# Start of TASK MATERIAL

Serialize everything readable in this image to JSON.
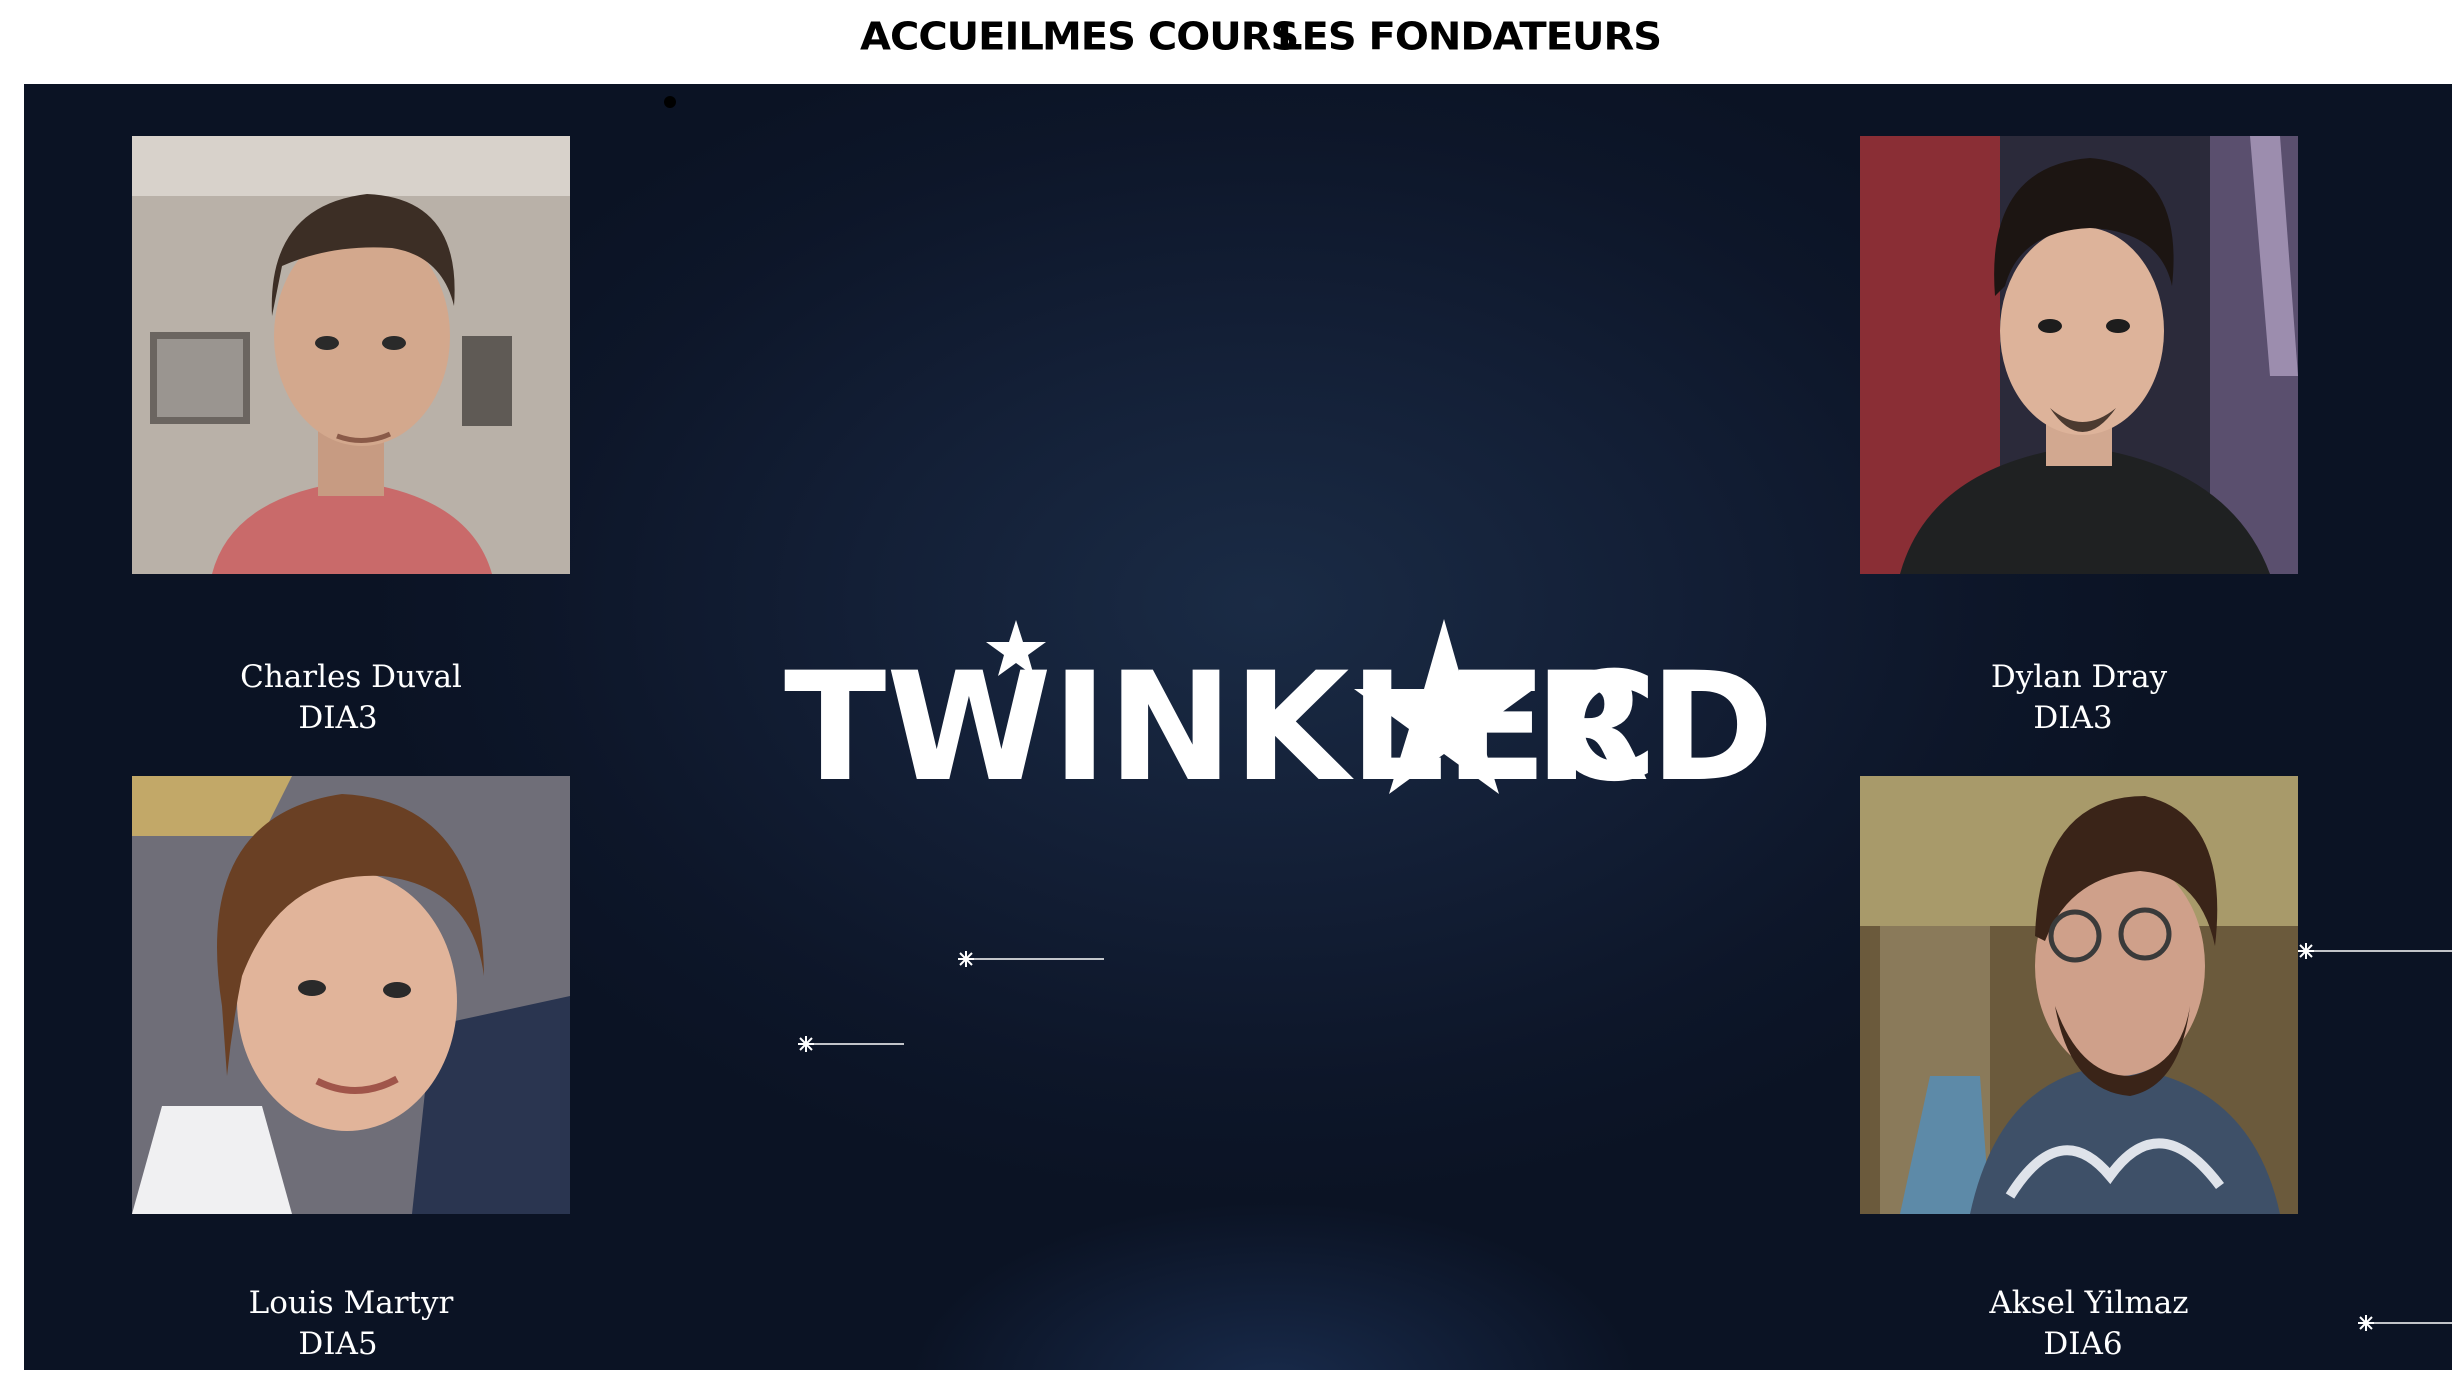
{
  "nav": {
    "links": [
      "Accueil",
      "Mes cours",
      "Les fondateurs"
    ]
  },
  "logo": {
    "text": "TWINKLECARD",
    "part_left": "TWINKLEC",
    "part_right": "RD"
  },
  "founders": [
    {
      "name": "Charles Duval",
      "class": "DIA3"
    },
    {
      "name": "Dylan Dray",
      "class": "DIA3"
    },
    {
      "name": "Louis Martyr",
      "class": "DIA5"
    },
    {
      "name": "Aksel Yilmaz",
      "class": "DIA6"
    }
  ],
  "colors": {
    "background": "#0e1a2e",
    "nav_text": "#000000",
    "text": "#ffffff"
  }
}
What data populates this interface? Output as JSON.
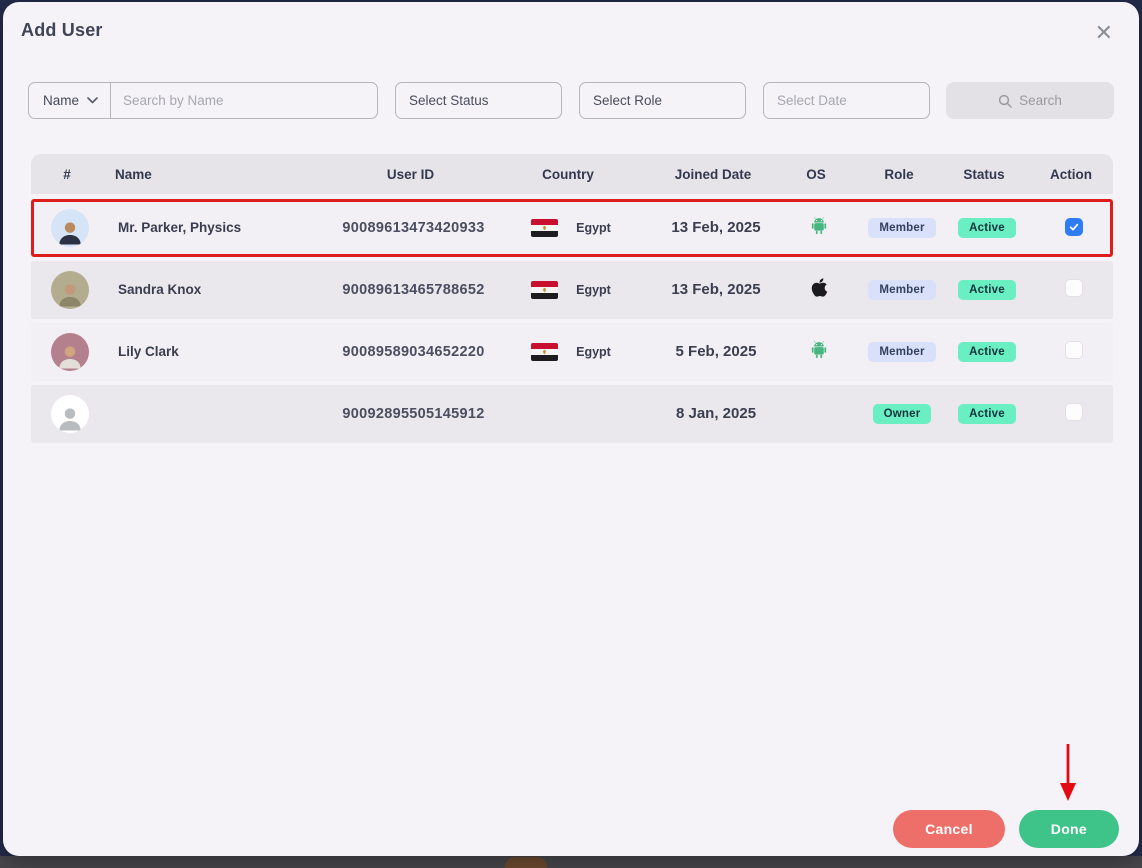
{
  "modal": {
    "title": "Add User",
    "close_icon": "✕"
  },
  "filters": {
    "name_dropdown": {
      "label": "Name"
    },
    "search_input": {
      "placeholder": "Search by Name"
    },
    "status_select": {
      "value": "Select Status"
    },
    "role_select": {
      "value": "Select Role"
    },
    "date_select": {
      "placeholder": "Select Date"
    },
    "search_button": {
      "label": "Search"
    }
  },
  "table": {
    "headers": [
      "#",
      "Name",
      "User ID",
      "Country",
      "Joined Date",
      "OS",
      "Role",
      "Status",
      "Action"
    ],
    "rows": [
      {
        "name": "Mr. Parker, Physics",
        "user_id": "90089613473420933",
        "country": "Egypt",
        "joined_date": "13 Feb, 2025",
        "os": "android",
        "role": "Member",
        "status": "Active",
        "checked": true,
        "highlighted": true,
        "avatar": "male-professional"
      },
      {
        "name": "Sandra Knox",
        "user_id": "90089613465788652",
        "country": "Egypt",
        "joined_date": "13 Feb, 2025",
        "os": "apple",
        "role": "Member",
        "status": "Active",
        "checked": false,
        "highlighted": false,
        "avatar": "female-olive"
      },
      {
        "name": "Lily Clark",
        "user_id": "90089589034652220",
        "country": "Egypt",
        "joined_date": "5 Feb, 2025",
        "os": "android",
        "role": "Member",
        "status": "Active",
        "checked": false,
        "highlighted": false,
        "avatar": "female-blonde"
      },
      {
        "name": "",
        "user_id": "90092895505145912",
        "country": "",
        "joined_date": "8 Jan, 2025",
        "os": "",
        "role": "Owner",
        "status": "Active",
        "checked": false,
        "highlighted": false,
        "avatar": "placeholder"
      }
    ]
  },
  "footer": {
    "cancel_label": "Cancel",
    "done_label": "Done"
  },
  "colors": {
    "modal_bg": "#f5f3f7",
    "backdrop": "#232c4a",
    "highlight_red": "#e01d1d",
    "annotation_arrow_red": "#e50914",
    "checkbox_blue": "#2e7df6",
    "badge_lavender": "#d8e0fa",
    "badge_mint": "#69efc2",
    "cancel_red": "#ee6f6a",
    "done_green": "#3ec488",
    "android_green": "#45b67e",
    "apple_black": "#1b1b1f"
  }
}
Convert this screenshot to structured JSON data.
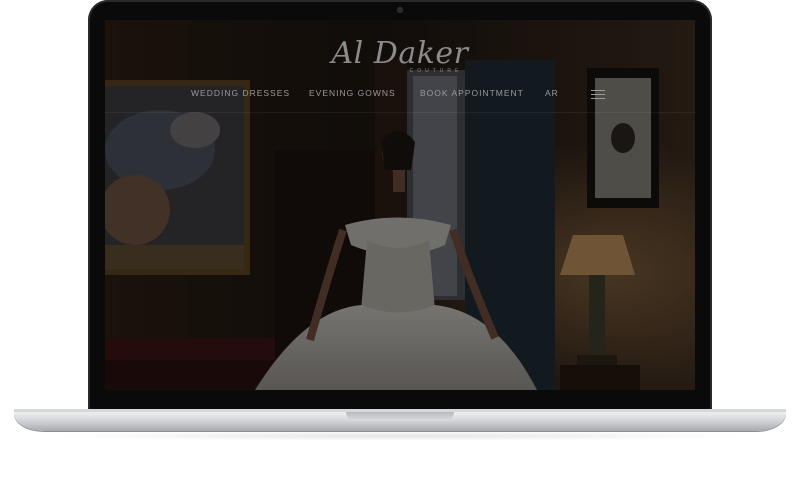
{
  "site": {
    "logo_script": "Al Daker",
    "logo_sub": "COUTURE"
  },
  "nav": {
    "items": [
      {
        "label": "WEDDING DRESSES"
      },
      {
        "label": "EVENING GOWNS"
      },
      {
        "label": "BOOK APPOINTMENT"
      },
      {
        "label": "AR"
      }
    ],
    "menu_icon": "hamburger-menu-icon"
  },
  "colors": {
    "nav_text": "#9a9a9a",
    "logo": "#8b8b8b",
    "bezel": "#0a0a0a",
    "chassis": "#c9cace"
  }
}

# End of TASK MATERIAL

— SHORT EXERCISE —
Only the lines from the one that contains "Convert this screenshot" to the end of the records, inclusive, are to be quoted exactly, with pictures excluded.

— RESPONSE TO THIS EXERCISE —
Convert this screenshot to structured JSON data.
{
  "site": {
    "logo_script": "Al Daker",
    "logo_sub": "COUTURE"
  },
  "nav": {
    "items": [
      {
        "label": "WEDDING DRESSES"
      },
      {
        "label": "EVENING GOWNS"
      },
      {
        "label": "BOOK APPOINTMENT"
      },
      {
        "label": "AR"
      }
    ],
    "menu_icon": "hamburger-menu-icon"
  },
  "colors": {
    "nav_text": "#9a9a9a",
    "logo": "#8b8b8b",
    "bezel": "#0a0a0a",
    "chassis": "#c9cace"
  }
}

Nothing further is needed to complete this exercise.